> [Your task]
Exact reproduction of the data is required, with images excluded.

--- Start of Entries supplied ---

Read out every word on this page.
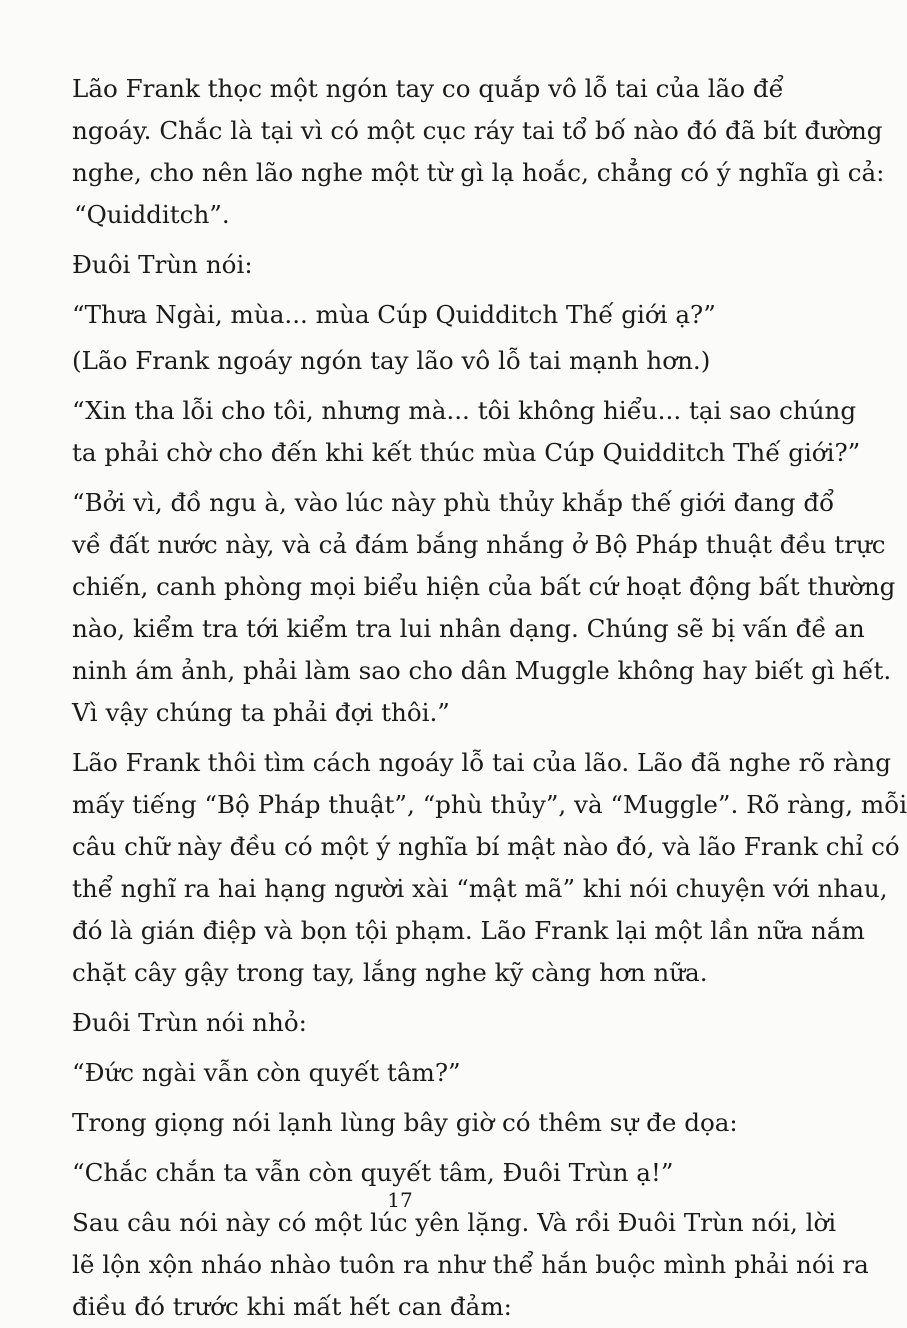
Lão Frank thọc một ngón tay co quắp vô lỗ tai của lão để
ngoáy. Chắc là tại vì có một cục ráy tai tổ bố nào đó đã bít đường
nghe, cho nên lão nghe một từ gì lạ hoắc, chẳng có ý nghĩa gì cả:
“Quidditch”.

Đuôi Trùn nói:

“Thưa Ngài, mùa... mùa Cúp Quidditch Thế giới ạ?”

(Lão Frank ngoáy ngón tay lão vô lỗ tai mạnh hơn.)

“Xin tha lỗi cho tôi, nhưng mà... tôi không hiểu... tại sao chúng
ta phải chờ cho đến khi kết thúc mùa Cúp Quidditch Thế giới?”

“Bởi vì, đồ ngu à, vào lúc này phù thủy khắp thế giới đang đổ
về đất nước này, và cả đám bắng nhắng ở Bộ Pháp thuật đều trực
chiến, canh phòng mọi biểu hiện của bất cứ hoạt động bất thường
nào, kiểm tra tới kiểm tra lui nhân dạng. Chúng sẽ bị vấn đề an
ninh ám ảnh, phải làm sao cho dân Muggle không hay biết gì hết.
Vì vậy chúng ta phải đợi thôi.”

Lão Frank thôi tìm cách ngoáy lỗ tai của lão. Lão đã nghe rõ ràng
mấy tiếng “Bộ Pháp thuật”, “phù thủy”, và “Muggle”. Rõ ràng, mỗi
câu chữ này đều có một ý nghĩa bí mật nào đó, và lão Frank chỉ có
thể nghĩ ra hai hạng người xài “mật mã” khi nói chuyện với nhau,
đó là gián điệp và bọn tội phạm. Lão Frank lại một lần nữa nắm
chặt cây gậy trong tay, lắng nghe kỹ càng hơn nữa.

Đuôi Trùn nói nhỏ:

“Đức ngài vẫn còn quyết tâm?”

Trong giọng nói lạnh lùng bây giờ có thêm sự đe dọa:

“Chắc chắn ta vẫn còn quyết tâm, Đuôi Trùn ạ!”

Sau câu nói này có một lúc yên lặng. Và rồi Đuôi Trùn nói, lời
lẽ lộn xộn nháo nhào tuôn ra như thể hắn buộc mình phải nói ra
điều đó trước khi mất hết can đảm:

17
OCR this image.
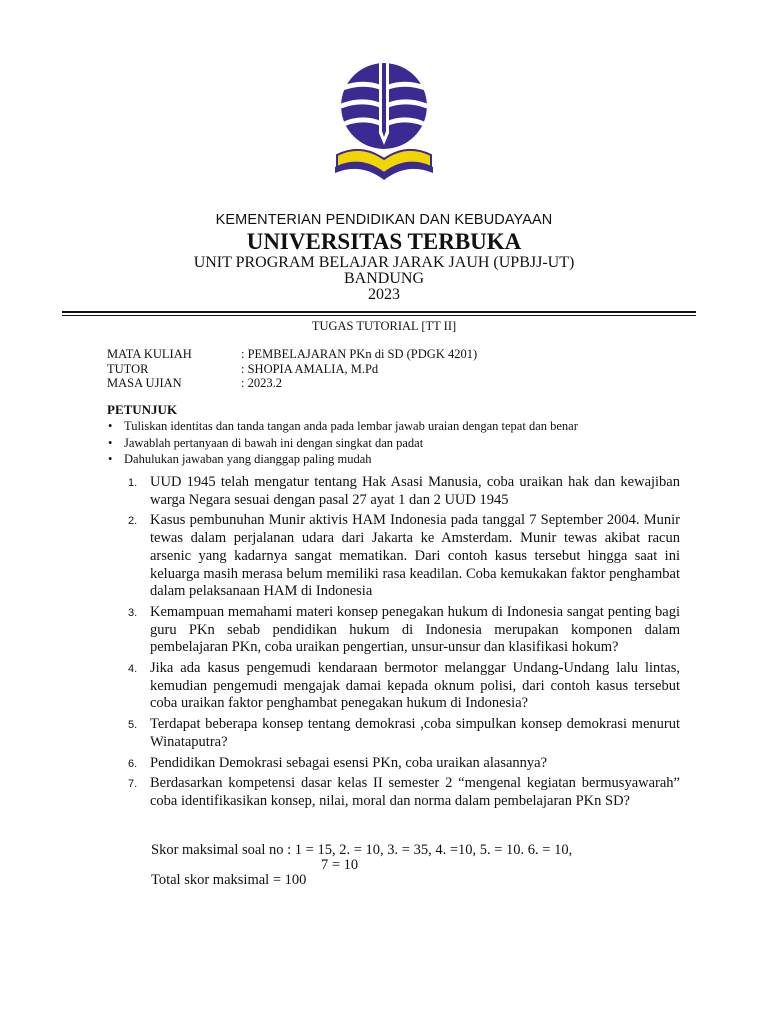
KEMENTERIAN PENDIDIKAN DAN KEBUDAYAAN
UNIVERSITAS TERBUKA
UNIT PROGRAM BELAJAR JARAK JAUH (UPBJJ-UT)
BANDUNG
2023
TUGAS TUTORIAL [TT II]
MATA KULIAH	: PEMBELAJARAN PKn di SD (PDGK 4201)
TUTOR	: SHOPIA AMALIA, M.Pd
MASA UJIAN	: 2023.2
PETUNJUK
• Tuliskan identitas dan tanda tangan anda pada lembar jawab uraian dengan tepat dan benar
• Jawablah pertanyaan di bawah ini dengan singkat dan padat
• Dahulukan jawaban yang dianggap paling mudah
1. UUD 1945 telah mengatur tentang Hak Asasi Manusia, coba uraikan hak dan kewajiban warga Negara sesuai dengan pasal 27 ayat 1 dan 2 UUD 1945
2. Kasus pembunuhan Munir aktivis HAM Indonesia pada tanggal 7 September 2004. Munir tewas dalam perjalanan udara dari Jakarta ke Amsterdam. Munir tewas akibat racun arsenic yang kadarnya sangat mematikan. Dari contoh kasus tersebut hingga saat ini keluarga masih merasa belum memiliki rasa keadilan. Coba kemukakan faktor penghambat dalam pelaksanaan HAM di Indonesia
3. Kemampuan memahami materi konsep penegakan hukum di Indonesia sangat penting bagi guru PKn sebab pendidikan hukum di Indonesia merupakan komponen dalam pembelajaran PKn, coba uraikan pengertian, unsur-unsur dan klasifikasi hokum?
4. Jika ada kasus pengemudi kendaraan bermotor melanggar Undang-Undang lalu lintas, kemudian pengemudi mengajak damai kepada oknum polisi, dari contoh kasus tersebut coba uraikan faktor penghambat penegakan hukum di Indonesia?
5. Terdapat beberapa konsep tentang demokrasi ,coba simpulkan konsep demokrasi menurut Winataputra?
6. Pendidikan Demokrasi sebagai esensi PKn, coba uraikan alasannya?
7. Berdasarkan kompetensi dasar kelas II semester 2 “mengenal kegiatan bermusyawarah” coba identifikasikan konsep, nilai, moral dan norma dalam pembelajaran PKn SD?
Skor maksimal soal no : 1 = 15, 2. = 10, 3. = 35, 4. =10, 5. = 10. 6. = 10,
7 = 10
Total skor maksimal = 100
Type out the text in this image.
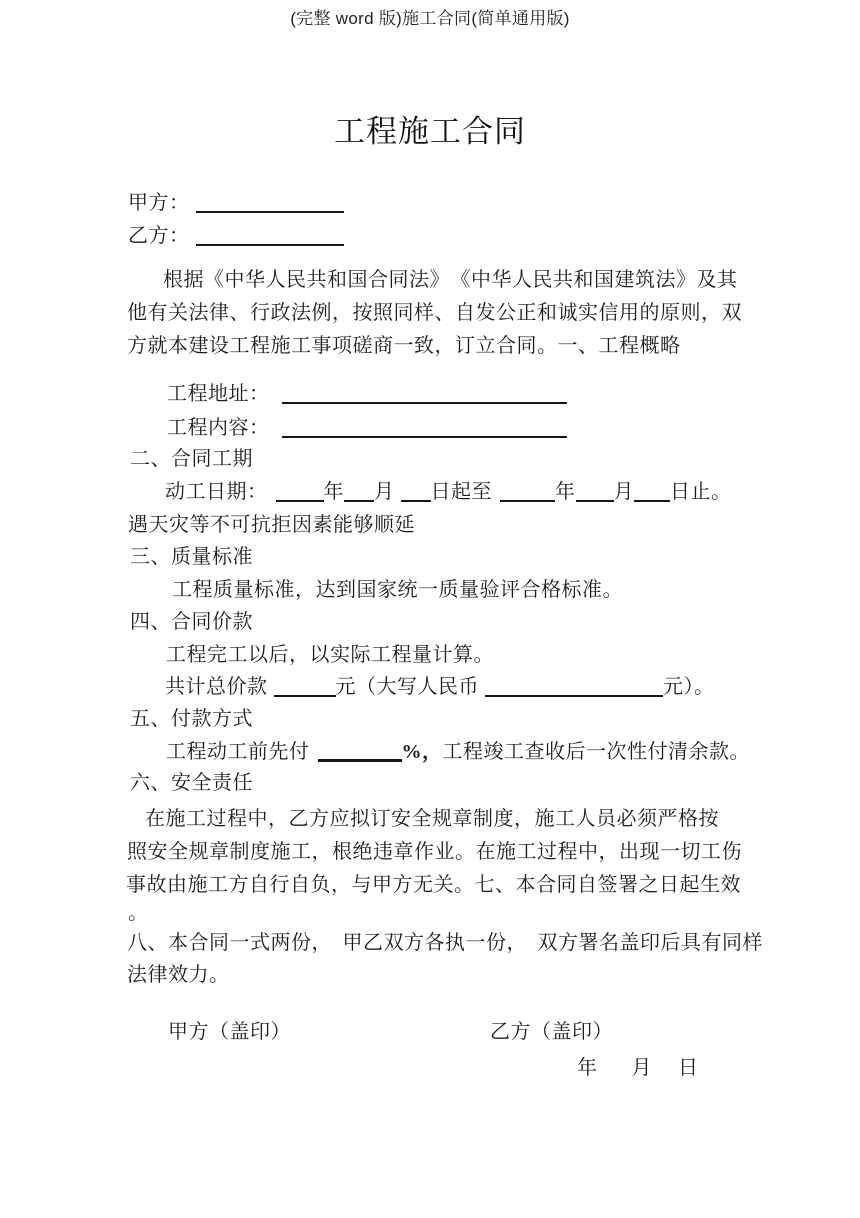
(完整 word 版)施工合同(简单通用版)
工程施工合同
甲方：
乙方：
根据《中华人民共和国合同法》　《中华人民共和国建筑法》及其
他有关法律、行政法例，按照同样、自发公正和诚实信用的原则，双
方就本建设工程施工事项磋商一致，订立合同。一、工程概略
工程地址：
工程内容：
二、合同工期
动工日期：	年 月 日起至	年 月 日止。
遇天灾等不可抗拒因素能够顺延
三、质量标准
工程质量标准，达到国家统一质量验评合格标准。
四、合同价款
工程完工以后，以实际工程量计算。
共计总价款	元（大写人民币	元）。
五、付款方式
工程动工前先付	%，工程竣工查收后一次性付清余款。
六、安全责任
在施工过程中，乙方应拟订安全规章制度，施工人员必须严格按
照安全规章制度施工，根绝违章作业。在施工过程中，出现一切工伤
事故由施工方自行自负，与甲方无关。七、本合同自签署之日起生效
。
八、本合同一式两份，　甲乙双方各执一份，　双方署名盖印后具有同样
法律效力。
甲方（盖印）	乙方（盖印）
年 月 日
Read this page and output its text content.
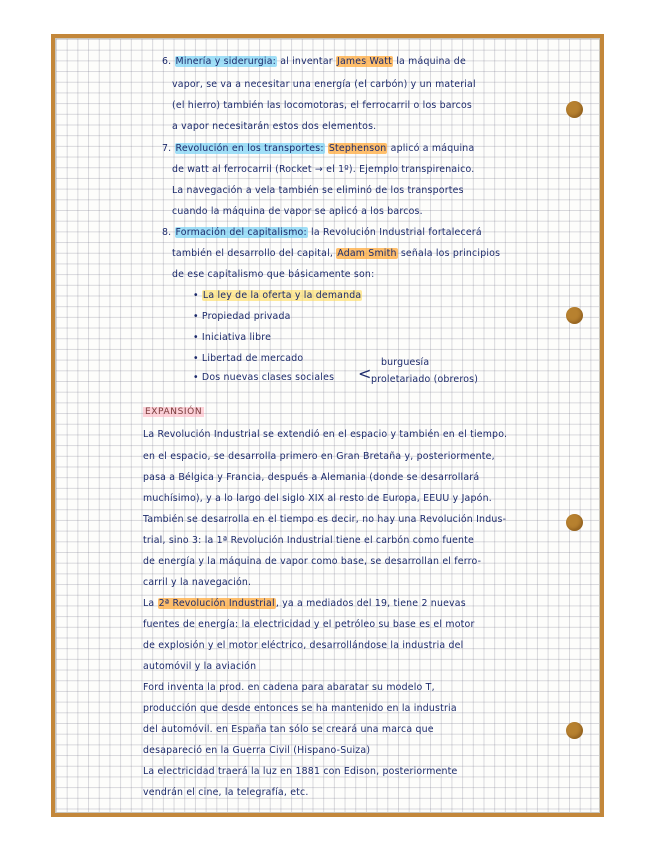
6. Minería y siderurgia: al inventar James Watt la máquina de
vapor, se va a necesitar una energía (el carbón) y un material
(el hierro) también las locomotoras, el ferrocarril o los barcos
a vapor necesitarán estos dos elementos.
7. Revolución en los transportes: Stephenson aplicó a máquina
de watt al ferrocarril (Rocket → el 1º). Ejemplo transpirenaico.
La navegación a vela también se eliminó de los transportes
cuando la máquina de vapor se aplicó a los barcos.
8. Formación del capitalismo: la Revolución Industrial fortalecerá
también el desarrollo del capital, Adam Smith señala los principios
de ese capitalismo que básicamente son:
• La ley de la oferta y la demanda
• Propiedad privada
• Iniciativa libre
• Libertad de mercado
• Dos nuevas clases sociales <
burguesía
proletariado (obreros)
EXPANSIÓN
La Revolución Industrial se extendió en el espacio y también en el tiempo.
en el espacio, se desarrolla primero en Gran Bretaña y, posteriormente,
pasa a Bélgica y Francia, después a Alemania (donde se desarrollará
muchísimo), y a lo largo del siglo XIX al resto de Europa, EEUU y Japón.
También se desarrolla en el tiempo es decir, no hay una Revolución Indus-
trial, sino 3: la 1ª Revolución Industrial tiene el carbón como fuente
de energía y la máquina de vapor como base, se desarrollan el ferro-
carril y la navegación.
La 2ª Revolución Industrial, ya a mediados del 19, tiene 2 nuevas
fuentes de energía: la electricidad y el petróleo su base es el motor
de explosión y el motor eléctrico, desarrollándose la industria del
automóvil y la aviación
Ford inventa la prod. en cadena para abaratar su modelo T,
producción que desde entonces se ha mantenido en la industria
del automóvil. en España tan sólo se creará una marca que
desapareció en la Guerra Civil (Hispano-Suiza)
La electricidad traerá la luz en 1881 con Edison, posteriormente
vendrán el cine, la telegrafía, etc.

--- End of Entries supplied ---

> [The reply]
Read out every word on this page.
Lão Frank thọc một ngón tay co quắp vô lỗ tai của lão để
ngoáy. Chắc là tại vì có một cục ráy tai tổ bố nào đó đã bít đường
nghe, cho nên lão nghe một từ gì lạ hoắc, chẳng có ý nghĩa gì cả:
“Quidditch”.

Đuôi Trùn nói:

“Thưa Ngài, mùa... mùa Cúp Quidditch Thế giới ạ?”

(Lão Frank ngoáy ngón tay lão vô lỗ tai mạnh hơn.)

“Xin tha lỗi cho tôi, nhưng mà... tôi không hiểu... tại sao chúng
ta phải chờ cho đến khi kết thúc mùa Cúp Quidditch Thế giới?”

“Bởi vì, đồ ngu à, vào lúc này phù thủy khắp thế giới đang đổ
về đất nước này, và cả đám bắng nhắng ở Bộ Pháp thuật đều trực
chiến, canh phòng mọi biểu hiện của bất cứ hoạt động bất thường
nào, kiểm tra tới kiểm tra lui nhân dạng. Chúng sẽ bị vấn đề an
ninh ám ảnh, phải làm sao cho dân Muggle không hay biết gì hết.
Vì vậy chúng ta phải đợi thôi.”

Lão Frank thôi tìm cách ngoáy lỗ tai của lão. Lão đã nghe rõ ràng
mấy tiếng “Bộ Pháp thuật”, “phù thủy”, và “Muggle”. Rõ ràng, mỗi
câu chữ này đều có một ý nghĩa bí mật nào đó, và lão Frank chỉ có
thể nghĩ ra hai hạng người xài “mật mã” khi nói chuyện với nhau,
đó là gián điệp và bọn tội phạm. Lão Frank lại một lần nữa nắm
chặt cây gậy trong tay, lắng nghe kỹ càng hơn nữa.

Đuôi Trùn nói nhỏ:

“Đức ngài vẫn còn quyết tâm?”

Trong giọng nói lạnh lùng bây giờ có thêm sự đe dọa:

“Chắc chắn ta vẫn còn quyết tâm, Đuôi Trùn ạ!”

Sau câu nói này có một lúc yên lặng. Và rồi Đuôi Trùn nói, lời
lẽ lộn xộn nháo nhào tuôn ra như thể hắn buộc mình phải nói ra
điều đó trước khi mất hết can đảm:

17
OCR this image.
KEMENTERIAN PENDIDIKAN DAN KEBUDAYAAN
UNIVERSITAS TERBUKA
UNIT PROGRAM BELAJAR JARAK JAUH (UPBJJ-UT)
BANDUNG
2023
TUGAS TUTORIAL [TT II]
MATA KULIAH	: PEMBELAJARAN PKn di SD (PDGK 4201)
TUTOR	: SHOPIA AMALIA, M.Pd
MASA UJIAN	: 2023.2
PETUNJUK
• Tuliskan identitas dan tanda tangan anda pada lembar jawab uraian dengan tepat dan benar
• Jawablah pertanyaan di bawah ini dengan singkat dan padat
• Dahulukan jawaban yang dianggap paling mudah
1. UUD 1945 telah mengatur tentang Hak Asasi Manusia, coba uraikan hak dan kewajiban warga Negara sesuai dengan pasal 27 ayat 1 dan 2 UUD 1945
2. Kasus pembunuhan Munir aktivis HAM Indonesia pada tanggal 7 September 2004. Munir tewas dalam perjalanan udara dari Jakarta ke Amsterdam. Munir tewas akibat racun arsenic yang kadarnya sangat mematikan. Dari contoh kasus tersebut hingga saat ini keluarga masih merasa belum memiliki rasa keadilan. Coba kemukakan faktor penghambat dalam pelaksanaan HAM di Indonesia
3. Kemampuan memahami materi konsep penegakan hukum di Indonesia sangat penting bagi guru PKn sebab pendidikan hukum di Indonesia merupakan komponen dalam pembelajaran PKn, coba uraikan pengertian, unsur-unsur dan klasifikasi hokum?
4. Jika ada kasus pengemudi kendaraan bermotor melanggar Undang-Undang lalu lintas, kemudian pengemudi mengajak damai kepada oknum polisi, dari contoh kasus tersebut coba uraikan faktor penghambat penegakan hukum di Indonesia?
5. Terdapat beberapa konsep tentang demokrasi ,coba simpulkan konsep demokrasi menurut Winataputra?
6. Pendidikan Demokrasi sebagai esensi PKn, coba uraikan alasannya?
7. Berdasarkan kompetensi dasar kelas II semester 2 “mengenal kegiatan bermusyawarah” coba identifikasikan konsep, nilai, moral dan norma dalam pembelajaran PKn SD?
Skor maksimal soal no : 1 = 15, 2. = 10, 3. = 35, 4. =10, 5. = 10. 6. = 10,
7 = 10
Total skor maksimal = 100
Type out the text in this image.
(完整 word 版)施工合同(简单通用版)
工程施工合同
甲方：
乙方：
根据《中华人民共和国合同法》　《中华人民共和国建筑法》及其
他有关法律、行政法例，按照同样、自发公正和诚实信用的原则，双
方就本建设工程施工事项磋商一致，订立合同。一、工程概略
工程地址：
工程内容：
二、合同工期
动工日期：	年 月 日起至	年 月 日止。
遇天灾等不可抗拒因素能够顺延
三、质量标准
工程质量标准，达到国家统一质量验评合格标准。
四、合同价款
工程完工以后，以实际工程量计算。
共计总价款	元（大写人民币	元）。
五、付款方式
工程动工前先付	%，工程竣工查收后一次性付清余款。
六、安全责任
在施工过程中，乙方应拟订安全规章制度，施工人员必须严格按
照安全规章制度施工，根绝违章作业。在施工过程中，出现一切工伤
事故由施工方自行自负，与甲方无关。七、本合同自签署之日起生效
。
八、本合同一式两份，　甲乙双方各执一份，　双方署名盖印后具有同样
法律效力。
甲方（盖印）	乙方（盖印）
年 月 日
Read this page and output its text content.
6. Minería y siderurgia: al inventar James Watt la máquina de
vapor, se va a necesitar una energía (el carbón) y un material
(el hierro) también las locomotoras, el ferrocarril o los barcos
a vapor necesitarán estos dos elementos.
7. Revolución en los transportes: Stephenson aplicó a máquina
de watt al ferrocarril (Rocket → el 1º). Ejemplo transpirenaico.
La navegación a vela también se eliminó de los transportes
cuando la máquina de vapor se aplicó a los barcos.
8. Formación del capitalismo: la Revolución Industrial fortalecerá
también el desarrollo del capital, Adam Smith señala los principios
de ese capitalismo que básicamente son:
• La ley de la oferta y la demanda
• Propiedad privada
• Iniciativa libre
• Libertad de mercado
• Dos nuevas clases sociales <
burguesía
proletariado (obreros)
EXPANSIÓN
La Revolución Industrial se extendió en el espacio y también en el tiempo.
en el espacio, se desarrolla primero en Gran Bretaña y, posteriormente,
pasa a Bélgica y Francia, después a Alemania (donde se desarrollará
muchísimo), y a lo largo del siglo XIX al resto de Europa, EEUU y Japón.
También se desarrolla en el tiempo es decir, no hay una Revolución Indus-
trial, sino 3: la 1ª Revolución Industrial tiene el carbón como fuente
de energía y la máquina de vapor como base, se desarrollan el ferro-
carril y la navegación.
La 2ª Revolución Industrial, ya a mediados del 19, tiene 2 nuevas
fuentes de energía: la electricidad y el petróleo su base es el motor
de explosión y el motor eléctrico, desarrollándose la industria del
automóvil y la aviación
Ford inventa la prod. en cadena para abaratar su modelo T,
producción que desde entonces se ha mantenido en la industria
del automóvil. en España tan sólo se creará una marca que
desapareció en la Guerra Civil (Hispano-Suiza)
La electricidad traerá la luz en 1881 con Edison, posteriormente
vendrán el cine, la telegrafía, etc.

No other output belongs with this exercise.